§ **The request**
Transcribe the lines below exactly, beginning with the line that holds "Extract all readable text from this page." and ending with the final line, both included. Pictures are to be left out.
──────── Exercise data ────────
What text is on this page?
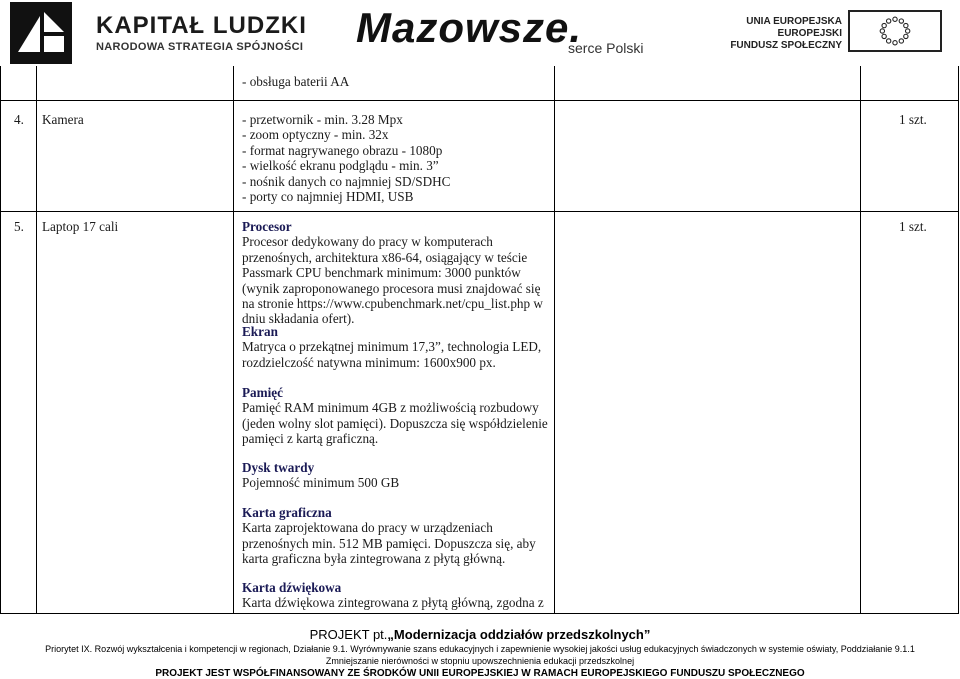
KAPITAŁ LUDZKI
NARODOWA STRATEGIA SPÓJNOŚCI Mazowsze.
serce Polski
UNIA EUROPEJSKA
EUROPEJSKI
FUNDUSZ SPOŁECZNY
- obsługa baterii AA
4. Kamera	- przetwornik - min. 3.28 Mpx
- zoom optyczny - min. 32x
- format nagrywanego obrazu - 1080p
- wielkość ekranu podglądu - min. 3”
- nośnik danych co najmniej SD/SDHC
- porty co najmniej HDMI, USB
1 szt.
5. Laptop 17 cali	1 szt.
Procesor
Procesor dedykowany do pracy w komputerach
przenośnych, architektura x86-64, osiągający w teście
Passmark CPU benchmark minimum: 3000 punktów
(wynik zaproponowanego procesora musi znajdować się
na stronie https://www.cpubenchmark.net/cpu_list.php w
dniu składania ofert).
Ekran
Matryca o przekątnej minimum 17,3”, technologia LED,
rozdzielczość natywna minimum: 1600x900 px.
Pamięć
Pamięć RAM minimum 4GB z możliwością rozbudowy
(jeden wolny slot pamięci). Dopuszcza się współdzielenie
pamięci z kartą graficzną.
Dysk twardy
Pojemność minimum 500 GB
Karta graficzna
Karta zaprojektowana do pracy w urządzeniach
przenośnych min. 512 MB pamięci. Dopuszcza się, aby
karta graficzna była zintegrowana z płytą główną.
Karta dźwiękowa
Karta dźwiękowa zintegrowana z płytą główną, zgodna z
PROJEKT pt.„Modernizacja oddziałów przedszkolnych”
Priorytet IX. Rozwój wykształcenia i kompetencji w regionach, Działanie 9.1. Wyrównywanie szans edukacyjnych i zapewnienie wysokiej jakości usług edukacyjnych świadczonych w systemie oświaty, Poddziałanie 9.1.1
Zmniejszanie nierówności w stopniu upowszechnienia edukacji przedszkolnej
PROJEKT JEST WSPÓŁFINANSOWANY ZE ŚRODKÓW UNII EUROPEJSKIEJ W RAMACH EUROPEJSKIEGO FUNDUSZU SPOŁECZNEGO
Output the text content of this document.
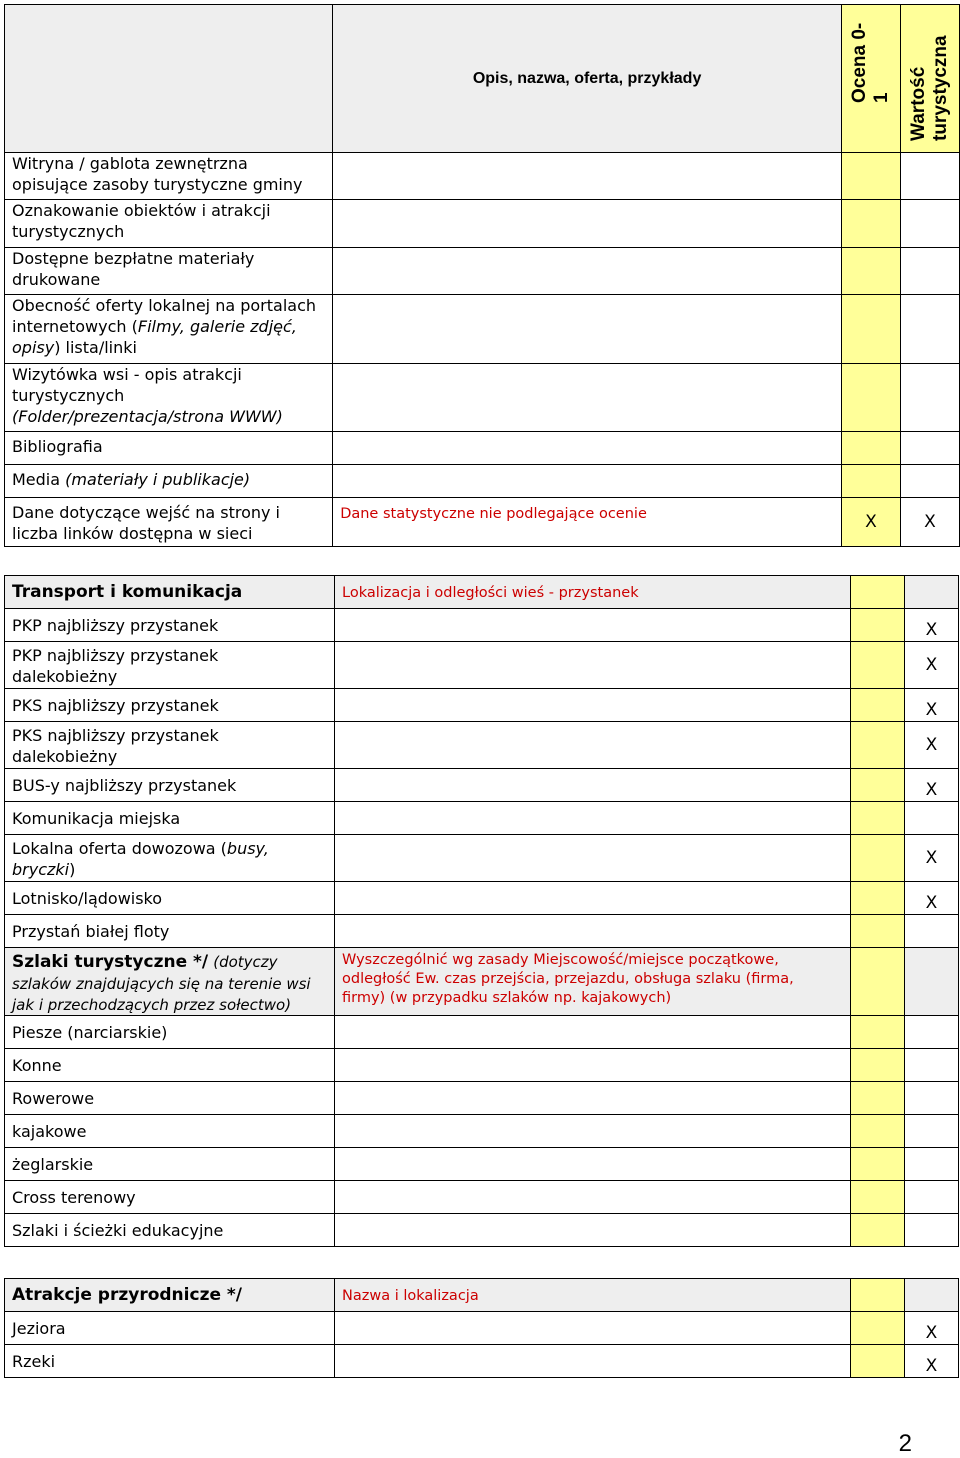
	Opis, nazwa, oferta, przykłady	Ocena 0-1	Wartość turystyczna
Witryna / gablota zewnętrzna opisujące zasoby turystyczne gminy			
Oznakowanie obiektów i atrakcji turystycznych			
Dostępne bezpłatne materiały drukowane			
Obecność oferty lokalnej na portalach internetowych (Filmy, galerie zdjęć, opisy) lista/linki			
Wizytówka wsi - opis atrakcji turystycznych (Folder/prezentacja/strona WWW)			
Bibliografia			
Media (materiały i publikacje)			
Dane dotyczące wejść na strony i liczba linków dostępna w sieci	Dane statystyczne nie podlegające ocenie	X	X
Transport i komunikacja	Lokalizacja i odległości wieś - przystanek		
PKP najbliższy przystanek			X
PKP najbliższy przystanek dalekobieżny			X
PKS najbliższy przystanek			X
PKS najbliższy przystanek dalekobieżny			X
BUS-y najbliższy przystanek			X
Komunikacja miejska			
Lokalna oferta dowozowa (busy, bryczki)			X
Lotnisko/lądowisko			X
Przystań białej floty			
Szlaki turystyczne */ (dotyczy szlaków znajdujących się na terenie wsi jak i przechodzących przez sołectwo)	Wyszczególnić wg zasady Miejscowość/miejsce początkowe, odległość Ew. czas przejścia, przejazdu, obsługa szlaku (firma, firmy) (w przypadku szlaków np. kajakowych)		

Piesze (narciarskie)			
Konne			
Rowerowe			
kajakowe			
żeglarskie			
Cross terenowy			
Szlaki i ścieżki edukacyjne			
Atrakcje przyrodnicze */	Nazwa i lokalizacja		
Jeziora			X
Rzeki			X
2
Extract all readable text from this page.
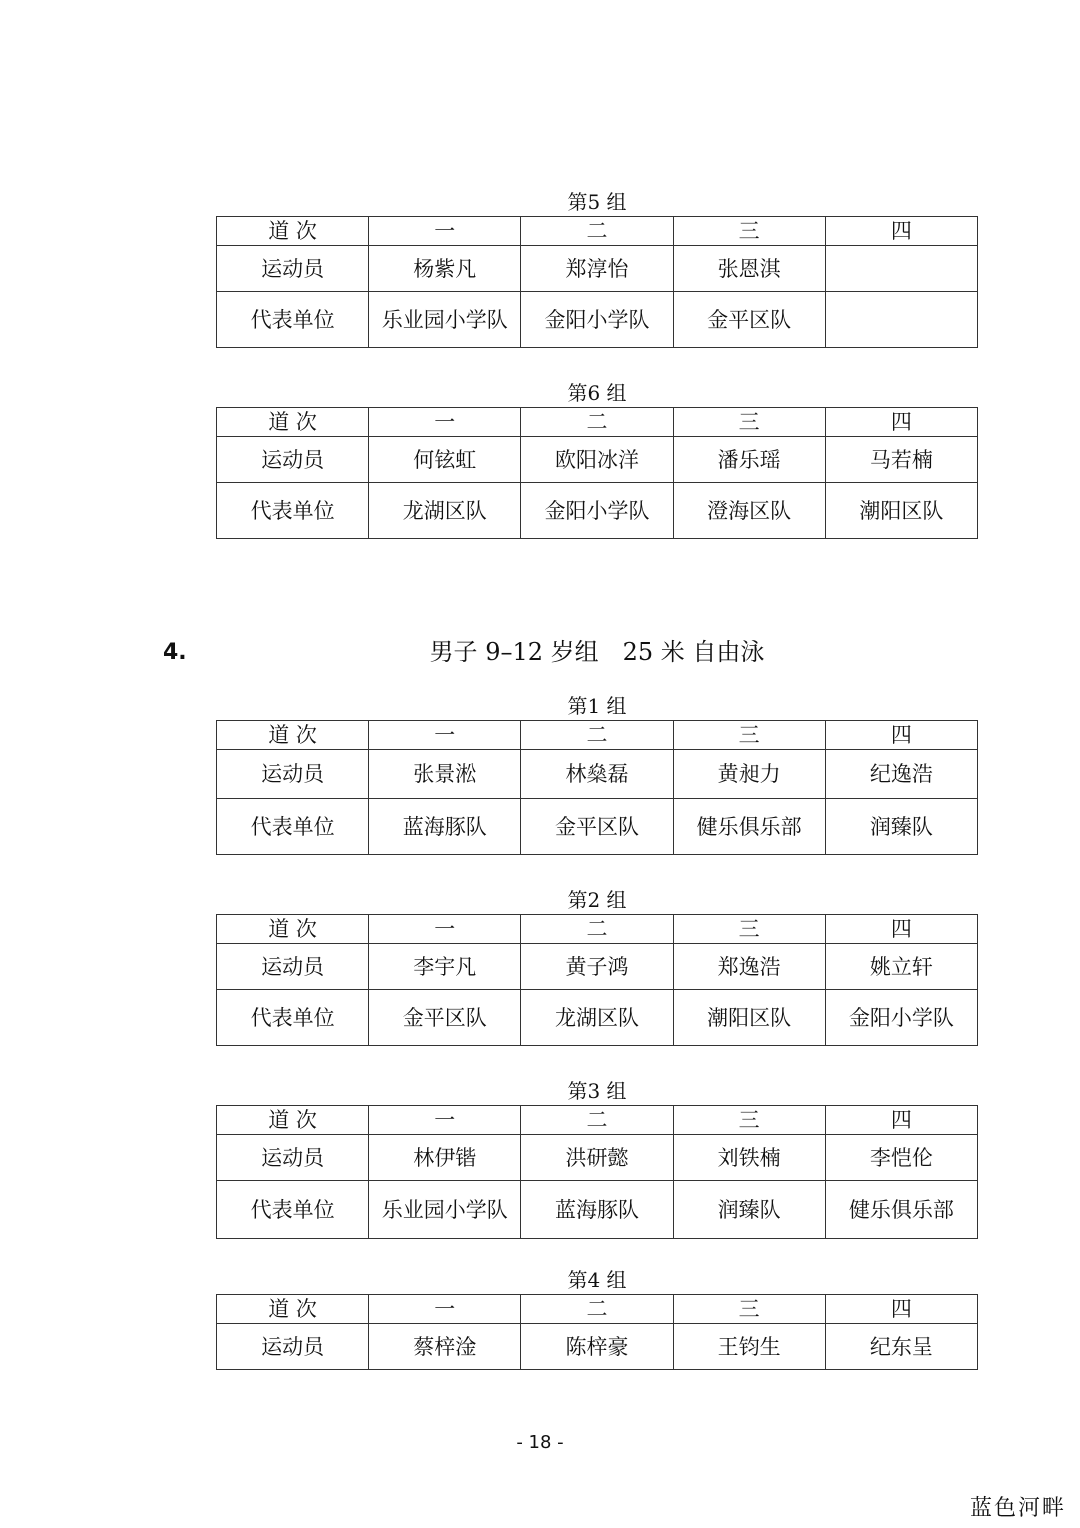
第5 组
道 次	一	二	三	四
运动员	杨紫凡	郑淳怡	张恩淇	
代表单位	乐业园小学队	金阳小学队	金平区队	
第6 组
道 次	一	二	三	四
运动员	何铉虹	欧阳冰洋	潘乐瑶	马若楠
代表单位	龙湖区队	金阳小学队	澄海区队	潮阳区队
4.	男子 9–12 岁组　25 米 自由泳
第1 组
道 次	一	二	三	四
运动员	张景淞	林燊磊	黄昶力	纪逸浩
代表单位	蓝海豚队	金平区队	健乐俱乐部	润臻队
第2 组
道 次	一	二	三	四
运动员	李宇凡	黄子鸿	郑逸浩	姚立轩
代表单位	金平区队	龙湖区队	潮阳区队	金阳小学队
第3 组
道 次	一	二	三	四
运动员	林伊锴	洪研懿	刘铁楠	李恺伦
代表单位	乐业园小学队	蓝海豚队	润臻队	健乐俱乐部
第4 组
道 次	一	二	三	四
运动员	蔡梓淦	陈梓豪	王钧生	纪东呈
- 18 -
蓝色河畔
────────
§ **Expected output**
Extract all readable text from this page.
第5 组
道 次	一	二	三	四
运动员	杨紫凡	郑淳怡	张恩淇	
代表单位	乐业园小学队	金阳小学队	金平区队	
第6 组
道 次	一	二	三	四
运动员	何铉虹	欧阳冰洋	潘乐瑶	马若楠
代表单位	龙湖区队	金阳小学队	澄海区队	潮阳区队
4.	男子 9–12 岁组　25 米 自由泳
第1 组
道 次	一	二	三	四
运动员	张景淞	林燊磊	黄昶力	纪逸浩
代表单位	蓝海豚队	金平区队	健乐俱乐部	润臻队
第2 组
道 次	一	二	三	四
运动员	李宇凡	黄子鸿	郑逸浩	姚立轩
代表单位	金平区队	龙湖区队	潮阳区队	金阳小学队
第3 组
道 次	一	二	三	四
运动员	林伊锴	洪研懿	刘铁楠	李恺伦
代表单位	乐业园小学队	蓝海豚队	润臻队	健乐俱乐部
第4 组
道 次	一	二	三	四
运动员	蔡梓淦	陈梓豪	王钧生	纪东呈
- 18 -
蓝色河畔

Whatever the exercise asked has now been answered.